**Directions for this task:**
Output the lines that follow exactly as they are.

**Source data:**
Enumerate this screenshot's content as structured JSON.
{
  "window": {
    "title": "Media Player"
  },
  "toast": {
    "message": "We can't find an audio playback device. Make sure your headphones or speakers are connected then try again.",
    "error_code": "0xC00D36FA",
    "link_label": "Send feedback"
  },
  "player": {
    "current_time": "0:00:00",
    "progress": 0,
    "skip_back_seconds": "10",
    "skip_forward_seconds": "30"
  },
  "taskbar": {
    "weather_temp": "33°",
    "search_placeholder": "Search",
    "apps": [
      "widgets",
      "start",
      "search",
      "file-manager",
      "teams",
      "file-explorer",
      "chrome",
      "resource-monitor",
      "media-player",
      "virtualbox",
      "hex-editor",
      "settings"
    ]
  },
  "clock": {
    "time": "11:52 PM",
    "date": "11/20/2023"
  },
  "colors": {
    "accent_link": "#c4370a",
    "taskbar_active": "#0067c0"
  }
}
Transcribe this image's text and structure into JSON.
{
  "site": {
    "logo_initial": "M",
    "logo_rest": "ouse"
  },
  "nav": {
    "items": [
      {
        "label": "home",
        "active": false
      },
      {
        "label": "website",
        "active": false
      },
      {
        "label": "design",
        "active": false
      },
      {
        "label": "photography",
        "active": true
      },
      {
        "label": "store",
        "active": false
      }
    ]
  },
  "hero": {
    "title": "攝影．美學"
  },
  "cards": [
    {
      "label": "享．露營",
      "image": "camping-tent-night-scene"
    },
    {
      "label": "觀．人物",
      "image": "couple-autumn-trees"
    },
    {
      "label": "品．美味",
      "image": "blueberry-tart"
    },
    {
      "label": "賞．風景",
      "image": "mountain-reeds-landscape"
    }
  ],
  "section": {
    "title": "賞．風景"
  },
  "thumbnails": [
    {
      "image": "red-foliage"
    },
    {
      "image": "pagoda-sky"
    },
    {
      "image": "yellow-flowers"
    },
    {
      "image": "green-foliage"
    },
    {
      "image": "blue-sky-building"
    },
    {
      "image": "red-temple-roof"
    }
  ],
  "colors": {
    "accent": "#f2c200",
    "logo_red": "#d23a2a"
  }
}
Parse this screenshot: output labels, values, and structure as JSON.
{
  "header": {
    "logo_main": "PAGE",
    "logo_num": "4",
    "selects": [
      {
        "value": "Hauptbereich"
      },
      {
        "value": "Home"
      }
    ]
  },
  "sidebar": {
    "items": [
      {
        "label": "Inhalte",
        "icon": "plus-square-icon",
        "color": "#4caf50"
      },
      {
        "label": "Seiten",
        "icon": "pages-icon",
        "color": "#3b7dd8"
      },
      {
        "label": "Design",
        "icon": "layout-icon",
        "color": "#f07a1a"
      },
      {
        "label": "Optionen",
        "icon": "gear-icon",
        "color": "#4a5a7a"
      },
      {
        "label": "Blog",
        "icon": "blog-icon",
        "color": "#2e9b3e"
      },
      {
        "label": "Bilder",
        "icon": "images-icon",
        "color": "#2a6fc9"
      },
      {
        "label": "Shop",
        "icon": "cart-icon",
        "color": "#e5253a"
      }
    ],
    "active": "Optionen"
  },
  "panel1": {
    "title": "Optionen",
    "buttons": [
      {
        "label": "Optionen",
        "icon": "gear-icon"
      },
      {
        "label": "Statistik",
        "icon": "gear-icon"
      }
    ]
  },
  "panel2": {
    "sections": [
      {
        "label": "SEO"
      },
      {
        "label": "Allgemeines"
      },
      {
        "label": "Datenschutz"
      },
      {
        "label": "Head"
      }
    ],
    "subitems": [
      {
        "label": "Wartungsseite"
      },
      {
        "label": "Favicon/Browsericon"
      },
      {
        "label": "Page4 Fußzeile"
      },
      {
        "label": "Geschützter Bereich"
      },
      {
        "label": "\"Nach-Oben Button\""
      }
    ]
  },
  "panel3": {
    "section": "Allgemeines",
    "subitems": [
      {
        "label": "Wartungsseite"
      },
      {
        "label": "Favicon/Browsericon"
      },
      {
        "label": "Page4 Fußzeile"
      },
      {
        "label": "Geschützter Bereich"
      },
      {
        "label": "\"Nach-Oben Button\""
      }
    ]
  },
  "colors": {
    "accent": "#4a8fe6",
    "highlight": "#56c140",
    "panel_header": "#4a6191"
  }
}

**Task result:**
Enumerate this screenshot's content as structured JSON.
{
  "window": {
    "title": "Media Player"
  },
  "toast": {
    "message": "We can't find an audio playback device. Make sure your headphones or speakers are connected then try again.",
    "error_code": "0xC00D36FA",
    "link_label": "Send feedback"
  },
  "player": {
    "current_time": "0:00:00",
    "progress": 0,
    "skip_back_seconds": "10",
    "skip_forward_seconds": "30"
  },
  "taskbar": {
    "weather_temp": "33°",
    "search_placeholder": "Search",
    "apps": [
      "widgets",
      "start",
      "search",
      "file-manager",
      "teams",
      "file-explorer",
      "chrome",
      "resource-monitor",
      "media-player",
      "virtualbox",
      "hex-editor",
      "settings"
    ]
  },
  "clock": {
    "time": "11:52 PM",
    "date": "11/20/2023"
  },
  "colors": {
    "accent_link": "#c4370a",
    "taskbar_active": "#0067c0"
  }
}
Transcribe this image's text and structure into JSON.
{
  "site": {
    "logo_initial": "M",
    "logo_rest": "ouse"
  },
  "nav": {
    "items": [
      {
        "label": "home",
        "active": false
      },
      {
        "label": "website",
        "active": false
      },
      {
        "label": "design",
        "active": false
      },
      {
        "label": "photography",
        "active": true
      },
      {
        "label": "store",
        "active": false
      }
    ]
  },
  "hero": {
    "title": "攝影．美學"
  },
  "cards": [
    {
      "label": "享．露營",
      "image": "camping-tent-night-scene"
    },
    {
      "label": "觀．人物",
      "image": "couple-autumn-trees"
    },
    {
      "label": "品．美味",
      "image": "blueberry-tart"
    },
    {
      "label": "賞．風景",
      "image": "mountain-reeds-landscape"
    }
  ],
  "section": {
    "title": "賞．風景"
  },
  "thumbnails": [
    {
      "image": "red-foliage"
    },
    {
      "image": "pagoda-sky"
    },
    {
      "image": "yellow-flowers"
    },
    {
      "image": "green-foliage"
    },
    {
      "image": "blue-sky-building"
    },
    {
      "image": "red-temple-roof"
    }
  ],
  "colors": {
    "accent": "#f2c200",
    "logo_red": "#d23a2a"
  }
}
Parse this screenshot: output labels, values, and structure as JSON.
{
  "header": {
    "logo_main": "PAGE",
    "logo_num": "4",
    "selects": [
      {
        "value": "Hauptbereich"
      },
      {
        "value": "Home"
      }
    ]
  },
  "sidebar": {
    "items": [
      {
        "label": "Inhalte",
        "icon": "plus-square-icon",
        "color": "#4caf50"
      },
      {
        "label": "Seiten",
        "icon": "pages-icon",
        "color": "#3b7dd8"
      },
      {
        "label": "Design",
        "icon": "layout-icon",
        "color": "#f07a1a"
      },
      {
        "label": "Optionen",
        "icon": "gear-icon",
        "color": "#4a5a7a"
      },
      {
        "label": "Blog",
        "icon": "blog-icon",
        "color": "#2e9b3e"
      },
      {
        "label": "Bilder",
        "icon": "images-icon",
        "color": "#2a6fc9"
      },
      {
        "label": "Shop",
        "icon": "cart-icon",
        "color": "#e5253a"
      }
    ],
    "active": "Optionen"
  },
  "panel1": {
    "title": "Optionen",
    "buttons": [
      {
        "label": "Optionen",
        "icon": "gear-icon"
      },
      {
        "label": "Statistik",
        "icon": "gear-icon"
      }
    ]
  },
  "panel2": {
    "sections": [
      {
        "label": "SEO"
      },
      {
        "label": "Allgemeines"
      },
      {
        "label": "Datenschutz"
      },
      {
        "label": "Head"
      }
    ],
    "subitems": [
      {
        "label": "Wartungsseite"
      },
      {
        "label": "Favicon/Browsericon"
      },
      {
        "label": "Page4 Fußzeile"
      },
      {
        "label": "Geschützter Bereich"
      },
      {
        "label": "\"Nach-Oben Button\""
      }
    ]
  },
  "panel3": {
    "section": "Allgemeines",
    "subitems": [
      {
        "label": "Wartungsseite"
      },
      {
        "label": "Favicon/Browsericon"
      },
      {
        "label": "Page4 Fußzeile"
      },
      {
        "label": "Geschützter Bereich"
      },
      {
        "label": "\"Nach-Oben Button\""
      }
    ]
  },
  "colors": {
    "accent": "#4a8fe6",
    "highlight": "#56c140",
    "panel_header": "#4a6191"
  }
}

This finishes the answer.